## Task directions
Your task is to repeat the entries underneath exactly, minus the pictures.

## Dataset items

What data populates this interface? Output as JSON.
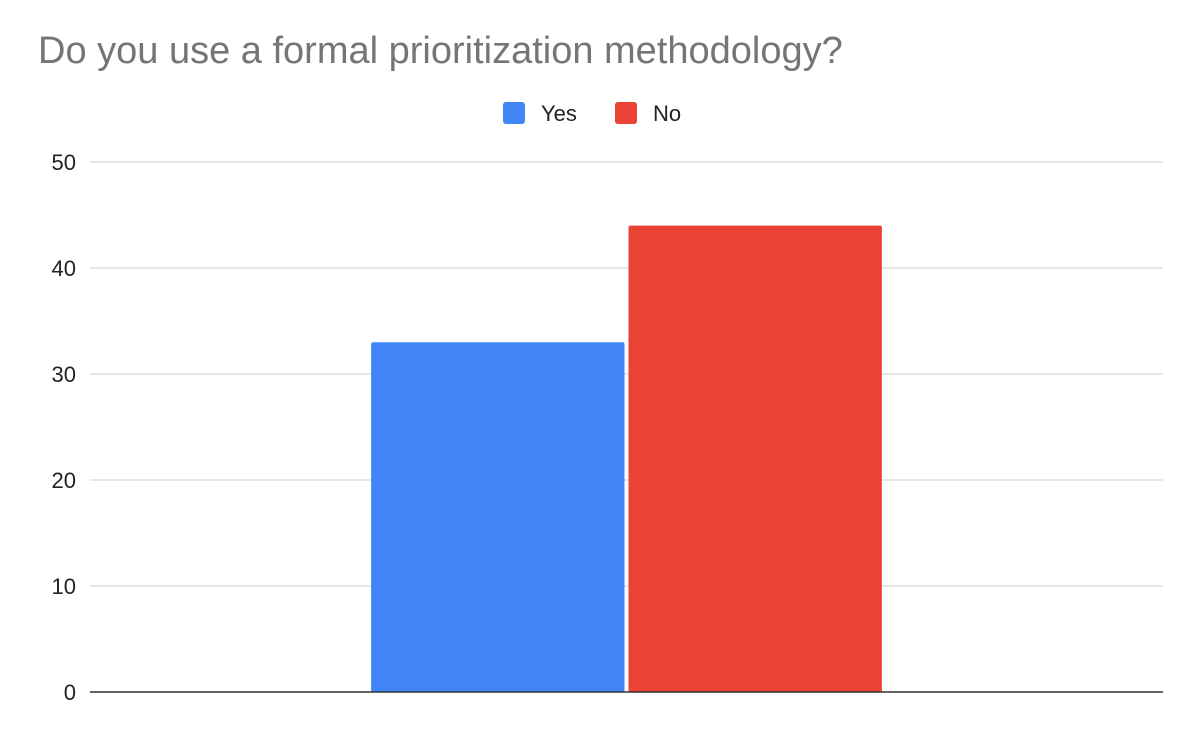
{
  "chart_data": {
    "type": "bar",
    "title": "Do you use a formal prioritization methodology?",
    "xlabel": "",
    "ylabel": "",
    "categories": [
      ""
    ],
    "series": [
      {
        "name": "Yes",
        "values": [
          33
        ],
        "color": "#4285f4"
      },
      {
        "name": "No",
        "values": [
          44
        ],
        "color": "#ea4335"
      }
    ],
    "ylim": [
      0,
      50
    ],
    "yticks": [
      0,
      10,
      20,
      30,
      40,
      50
    ],
    "grid": true,
    "legend_position": "top-center"
  }
}
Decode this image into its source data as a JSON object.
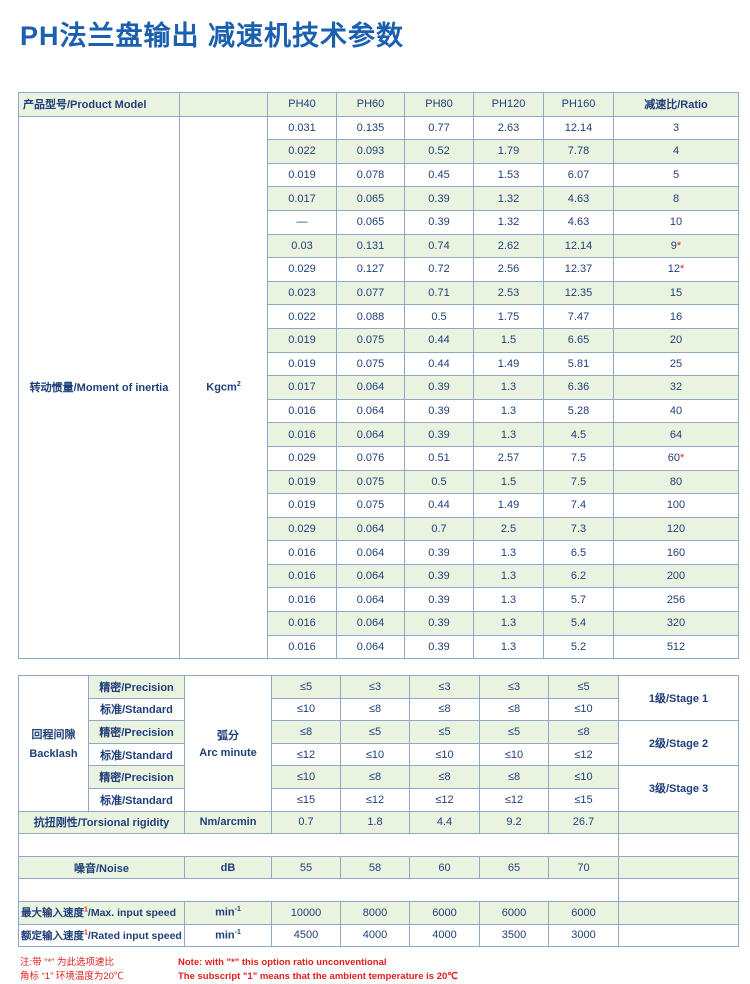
{
  "title": "PH法兰盘输出 减速机技术参数",
  "colors": {
    "title": "#1a5fb0",
    "text": "#1f3f7a",
    "stripe": "#eaf3df",
    "note": "#e0201b"
  },
  "t1": {
    "model_label": "产品型号/Product Model",
    "models": [
      "PH40",
      "PH60",
      "PH80",
      "PH120",
      "PH160"
    ],
    "ratio_label": "减速比/Ratio",
    "inertia_label": "转动惯量/Moment of inertia",
    "inertia_unit": "Kgcm",
    "inertia_unit_sup": "2",
    "rows": [
      {
        "v": [
          "0.031",
          "0.135",
          "0.77",
          "2.63",
          "12.14"
        ],
        "r": "3",
        "s": ""
      },
      {
        "v": [
          "0.022",
          "0.093",
          "0.52",
          "1.79",
          "7.78"
        ],
        "r": "4",
        "s": ""
      },
      {
        "v": [
          "0.019",
          "0.078",
          "0.45",
          "1.53",
          "6.07"
        ],
        "r": "5",
        "s": ""
      },
      {
        "v": [
          "0.017",
          "0.065",
          "0.39",
          "1.32",
          "4.63"
        ],
        "r": "8",
        "s": ""
      },
      {
        "v": [
          "—",
          "0.065",
          "0.39",
          "1.32",
          "4.63"
        ],
        "r": "10",
        "s": ""
      },
      {
        "v": [
          "0.03",
          "0.131",
          "0.74",
          "2.62",
          "12.14"
        ],
        "r": "9",
        "s": "*"
      },
      {
        "v": [
          "0.029",
          "0.127",
          "0.72",
          "2.56",
          "12.37"
        ],
        "r": "12",
        "s": "*"
      },
      {
        "v": [
          "0.023",
          "0.077",
          "0.71",
          "2.53",
          "12.35"
        ],
        "r": "15",
        "s": ""
      },
      {
        "v": [
          "0.022",
          "0.088",
          "0.5",
          "1.75",
          "7.47"
        ],
        "r": "16",
        "s": ""
      },
      {
        "v": [
          "0.019",
          "0.075",
          "0.44",
          "1.5",
          "6.65"
        ],
        "r": "20",
        "s": ""
      },
      {
        "v": [
          "0.019",
          "0.075",
          "0.44",
          "1.49",
          "5.81"
        ],
        "r": "25",
        "s": ""
      },
      {
        "v": [
          "0.017",
          "0.064",
          "0.39",
          "1.3",
          "6.36"
        ],
        "r": "32",
        "s": ""
      },
      {
        "v": [
          "0.016",
          "0.064",
          "0.39",
          "1.3",
          "5.28"
        ],
        "r": "40",
        "s": ""
      },
      {
        "v": [
          "0.016",
          "0.064",
          "0.39",
          "1.3",
          "4.5"
        ],
        "r": "64",
        "s": ""
      },
      {
        "v": [
          "0.029",
          "0.076",
          "0.51",
          "2.57",
          "7.5"
        ],
        "r": "60",
        "s": "*"
      },
      {
        "v": [
          "0.019",
          "0.075",
          "0.5",
          "1.5",
          "7.5"
        ],
        "r": "80",
        "s": ""
      },
      {
        "v": [
          "0.019",
          "0.075",
          "0.44",
          "1.49",
          "7.4"
        ],
        "r": "100",
        "s": ""
      },
      {
        "v": [
          "0.029",
          "0.064",
          "0.7",
          "2.5",
          "7.3"
        ],
        "r": "120",
        "s": ""
      },
      {
        "v": [
          "0.016",
          "0.064",
          "0.39",
          "1.3",
          "6.5"
        ],
        "r": "160",
        "s": ""
      },
      {
        "v": [
          "0.016",
          "0.064",
          "0.39",
          "1.3",
          "6.2"
        ],
        "r": "200",
        "s": ""
      },
      {
        "v": [
          "0.016",
          "0.064",
          "0.39",
          "1.3",
          "5.7"
        ],
        "r": "256",
        "s": ""
      },
      {
        "v": [
          "0.016",
          "0.064",
          "0.39",
          "1.3",
          "5.4"
        ],
        "r": "320",
        "s": ""
      },
      {
        "v": [
          "0.016",
          "0.064",
          "0.39",
          "1.3",
          "5.2"
        ],
        "r": "512",
        "s": ""
      }
    ]
  },
  "t2": {
    "backlash_cn": "回程间隙",
    "backlash_en": "Backlash",
    "unit_cn": "弧分",
    "unit_en": "Arc minute",
    "rows": [
      {
        "type": "精密/Precision",
        "v": [
          "≤5",
          "≤3",
          "≤3",
          "≤3",
          "≤5"
        ]
      },
      {
        "type": "标准/Standard",
        "v": [
          "≤10",
          "≤8",
          "≤8",
          "≤8",
          "≤10"
        ]
      },
      {
        "type": "精密/Precision",
        "v": [
          "≤8",
          "≤5",
          "≤5",
          "≤5",
          "≤8"
        ]
      },
      {
        "type": "标准/Standard",
        "v": [
          "≤12",
          "≤10",
          "≤10",
          "≤10",
          "≤12"
        ]
      },
      {
        "type": "精密/Precision",
        "v": [
          "≤10",
          "≤8",
          "≤8",
          "≤8",
          "≤10"
        ]
      },
      {
        "type": "标准/Standard",
        "v": [
          "≤15",
          "≤12",
          "≤12",
          "≤12",
          "≤15"
        ]
      }
    ],
    "stages": [
      "1级/Stage 1",
      "2级/Stage 2",
      "3级/Stage 3"
    ],
    "torsional": {
      "label": "抗扭刚性/Torsional rigidity",
      "unit": "Nm/arcmin",
      "v": [
        "0.7",
        "1.8",
        "4.4",
        "9.2",
        "26.7"
      ]
    },
    "noise": {
      "label": "噪音/Noise",
      "unit": "dB",
      "v": [
        "55",
        "58",
        "60",
        "65",
        "70"
      ]
    },
    "max_speed": {
      "cn": "最大输入速度",
      "sup": "1",
      "en": "/Max. input speed",
      "unit": "min",
      "unit_sup": "-1",
      "v": [
        "10000",
        "8000",
        "6000",
        "6000",
        "6000"
      ]
    },
    "rated_speed": {
      "cn": "额定输入速度",
      "sup": "1",
      "en": "/Rated input speed",
      "unit": "min",
      "unit_sup": "-1",
      "v": [
        "4500",
        "4000",
        "4000",
        "3500",
        "3000"
      ]
    }
  },
  "notes": {
    "cn1": "注:带 “*” 为此选项速比",
    "cn2": "角标 “1” 环境温度为20℃",
    "en1": "Note: with \"*\" this option ratio unconventional",
    "en2": "The subscript \"1\" means that the ambient temperature is 20℃"
  }
}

## The answer
What data populates this interface? Output as JSON.
{
  "chart_data": {
    "type": "bar",
    "title": "Do you use a formal prioritization methodology?",
    "xlabel": "",
    "ylabel": "",
    "categories": [
      ""
    ],
    "series": [
      {
        "name": "Yes",
        "values": [
          33
        ],
        "color": "#4285f4"
      },
      {
        "name": "No",
        "values": [
          44
        ],
        "color": "#ea4335"
      }
    ],
    "ylim": [
      0,
      50
    ],
    "yticks": [
      0,
      10,
      20,
      30,
      40,
      50
    ],
    "grid": true,
    "legend_position": "top-center"
  }
}
Decode this image into its source data as a JSON object.
{
  "title": "PH法兰盘输出 减速机技术参数",
  "colors": {
    "title": "#1a5fb0",
    "text": "#1f3f7a",
    "stripe": "#eaf3df",
    "note": "#e0201b"
  },
  "t1": {
    "model_label": "产品型号/Product Model",
    "models": [
      "PH40",
      "PH60",
      "PH80",
      "PH120",
      "PH160"
    ],
    "ratio_label": "减速比/Ratio",
    "inertia_label": "转动惯量/Moment of inertia",
    "inertia_unit": "Kgcm",
    "inertia_unit_sup": "2",
    "rows": [
      {
        "v": [
          "0.031",
          "0.135",
          "0.77",
          "2.63",
          "12.14"
        ],
        "r": "3",
        "s": ""
      },
      {
        "v": [
          "0.022",
          "0.093",
          "0.52",
          "1.79",
          "7.78"
        ],
        "r": "4",
        "s": ""
      },
      {
        "v": [
          "0.019",
          "0.078",
          "0.45",
          "1.53",
          "6.07"
        ],
        "r": "5",
        "s": ""
      },
      {
        "v": [
          "0.017",
          "0.065",
          "0.39",
          "1.32",
          "4.63"
        ],
        "r": "8",
        "s": ""
      },
      {
        "v": [
          "—",
          "0.065",
          "0.39",
          "1.32",
          "4.63"
        ],
        "r": "10",
        "s": ""
      },
      {
        "v": [
          "0.03",
          "0.131",
          "0.74",
          "2.62",
          "12.14"
        ],
        "r": "9",
        "s": "*"
      },
      {
        "v": [
          "0.029",
          "0.127",
          "0.72",
          "2.56",
          "12.37"
        ],
        "r": "12",
        "s": "*"
      },
      {
        "v": [
          "0.023",
          "0.077",
          "0.71",
          "2.53",
          "12.35"
        ],
        "r": "15",
        "s": ""
      },
      {
        "v": [
          "0.022",
          "0.088",
          "0.5",
          "1.75",
          "7.47"
        ],
        "r": "16",
        "s": ""
      },
      {
        "v": [
          "0.019",
          "0.075",
          "0.44",
          "1.5",
          "6.65"
        ],
        "r": "20",
        "s": ""
      },
      {
        "v": [
          "0.019",
          "0.075",
          "0.44",
          "1.49",
          "5.81"
        ],
        "r": "25",
        "s": ""
      },
      {
        "v": [
          "0.017",
          "0.064",
          "0.39",
          "1.3",
          "6.36"
        ],
        "r": "32",
        "s": ""
      },
      {
        "v": [
          "0.016",
          "0.064",
          "0.39",
          "1.3",
          "5.28"
        ],
        "r": "40",
        "s": ""
      },
      {
        "v": [
          "0.016",
          "0.064",
          "0.39",
          "1.3",
          "4.5"
        ],
        "r": "64",
        "s": ""
      },
      {
        "v": [
          "0.029",
          "0.076",
          "0.51",
          "2.57",
          "7.5"
        ],
        "r": "60",
        "s": "*"
      },
      {
        "v": [
          "0.019",
          "0.075",
          "0.5",
          "1.5",
          "7.5"
        ],
        "r": "80",
        "s": ""
      },
      {
        "v": [
          "0.019",
          "0.075",
          "0.44",
          "1.49",
          "7.4"
        ],
        "r": "100",
        "s": ""
      },
      {
        "v": [
          "0.029",
          "0.064",
          "0.7",
          "2.5",
          "7.3"
        ],
        "r": "120",
        "s": ""
      },
      {
        "v": [
          "0.016",
          "0.064",
          "0.39",
          "1.3",
          "6.5"
        ],
        "r": "160",
        "s": ""
      },
      {
        "v": [
          "0.016",
          "0.064",
          "0.39",
          "1.3",
          "6.2"
        ],
        "r": "200",
        "s": ""
      },
      {
        "v": [
          "0.016",
          "0.064",
          "0.39",
          "1.3",
          "5.7"
        ],
        "r": "256",
        "s": ""
      },
      {
        "v": [
          "0.016",
          "0.064",
          "0.39",
          "1.3",
          "5.4"
        ],
        "r": "320",
        "s": ""
      },
      {
        "v": [
          "0.016",
          "0.064",
          "0.39",
          "1.3",
          "5.2"
        ],
        "r": "512",
        "s": ""
      }
    ]
  },
  "t2": {
    "backlash_cn": "回程间隙",
    "backlash_en": "Backlash",
    "unit_cn": "弧分",
    "unit_en": "Arc minute",
    "rows": [
      {
        "type": "精密/Precision",
        "v": [
          "≤5",
          "≤3",
          "≤3",
          "≤3",
          "≤5"
        ]
      },
      {
        "type": "标准/Standard",
        "v": [
          "≤10",
          "≤8",
          "≤8",
          "≤8",
          "≤10"
        ]
      },
      {
        "type": "精密/Precision",
        "v": [
          "≤8",
          "≤5",
          "≤5",
          "≤5",
          "≤8"
        ]
      },
      {
        "type": "标准/Standard",
        "v": [
          "≤12",
          "≤10",
          "≤10",
          "≤10",
          "≤12"
        ]
      },
      {
        "type": "精密/Precision",
        "v": [
          "≤10",
          "≤8",
          "≤8",
          "≤8",
          "≤10"
        ]
      },
      {
        "type": "标准/Standard",
        "v": [
          "≤15",
          "≤12",
          "≤12",
          "≤12",
          "≤15"
        ]
      }
    ],
    "stages": [
      "1级/Stage 1",
      "2级/Stage 2",
      "3级/Stage 3"
    ],
    "torsional": {
      "label": "抗扭刚性/Torsional rigidity",
      "unit": "Nm/arcmin",
      "v": [
        "0.7",
        "1.8",
        "4.4",
        "9.2",
        "26.7"
      ]
    },
    "noise": {
      "label": "噪音/Noise",
      "unit": "dB",
      "v": [
        "55",
        "58",
        "60",
        "65",
        "70"
      ]
    },
    "max_speed": {
      "cn": "最大输入速度",
      "sup": "1",
      "en": "/Max. input speed",
      "unit": "min",
      "unit_sup": "-1",
      "v": [
        "10000",
        "8000",
        "6000",
        "6000",
        "6000"
      ]
    },
    "rated_speed": {
      "cn": "额定输入速度",
      "sup": "1",
      "en": "/Rated input speed",
      "unit": "min",
      "unit_sup": "-1",
      "v": [
        "4500",
        "4000",
        "4000",
        "3500",
        "3000"
      ]
    }
  },
  "notes": {
    "cn1": "注:带 “*” 为此选项速比",
    "cn2": "角标 “1” 环境温度为20℃",
    "en1": "Note: with \"*\" this option ratio unconventional",
    "en2": "The subscript \"1\" means that the ambient temperature is 20℃"
  }
}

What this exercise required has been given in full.